-- start --
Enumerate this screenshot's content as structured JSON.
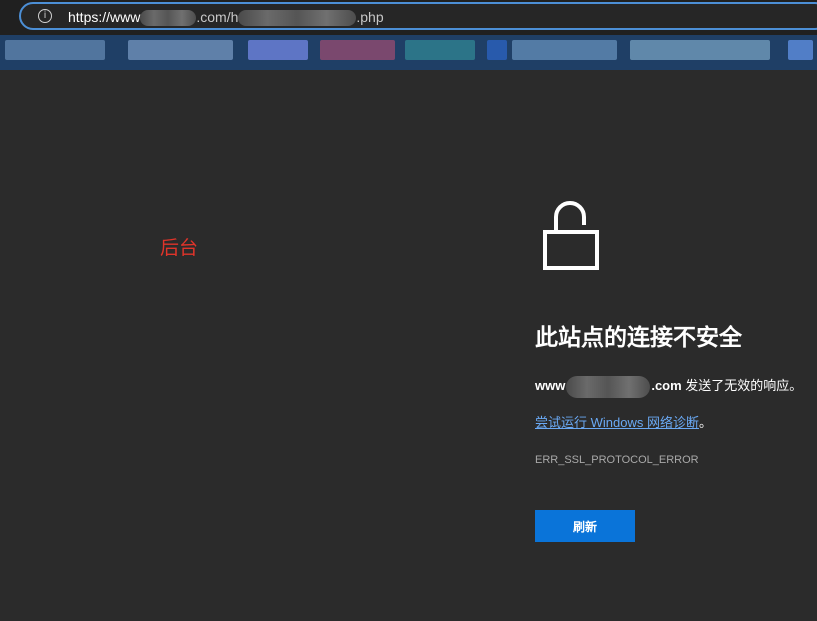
{
  "address_bar": {
    "url_prefix": "https://www",
    "url_mid": ".com/h",
    "url_suffix": ".php"
  },
  "page_note": "后台",
  "error_page": {
    "title": "此站点的连接不安全",
    "host_prefix": "www",
    "host_suffix": ".com",
    "message": " 发送了无效的响应。",
    "diagnose_link": "尝试运行 Windows 网络诊断",
    "diagnose_period": "。",
    "error_code": "ERR_SSL_PROTOCOL_ERROR",
    "refresh_label": "刷新"
  },
  "icons": {
    "site_info": "info-icon",
    "lock": "unlocked-padlock-icon"
  },
  "colors": {
    "background": "#2b2b2b",
    "accent": "#0a74d9",
    "link": "#6aa9f4",
    "note": "#e0342a"
  }
}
-- end --
**Exercise task**
Except for the pictures, give all the material above again verbatim.

**Response to the exercise**
Enumerate this screenshot's content as structured JSON.
{
  "address_bar": {
    "url_prefix": "https://www",
    "url_mid": ".com/h",
    "url_suffix": ".php"
  },
  "page_note": "后台",
  "error_page": {
    "title": "此站点的连接不安全",
    "host_prefix": "www",
    "host_suffix": ".com",
    "message": " 发送了无效的响应。",
    "diagnose_link": "尝试运行 Windows 网络诊断",
    "diagnose_period": "。",
    "error_code": "ERR_SSL_PROTOCOL_ERROR",
    "refresh_label": "刷新"
  },
  "icons": {
    "site_info": "info-icon",
    "lock": "unlocked-padlock-icon"
  },
  "colors": {
    "background": "#2b2b2b",
    "accent": "#0a74d9",
    "link": "#6aa9f4",
    "note": "#e0342a"
  }
}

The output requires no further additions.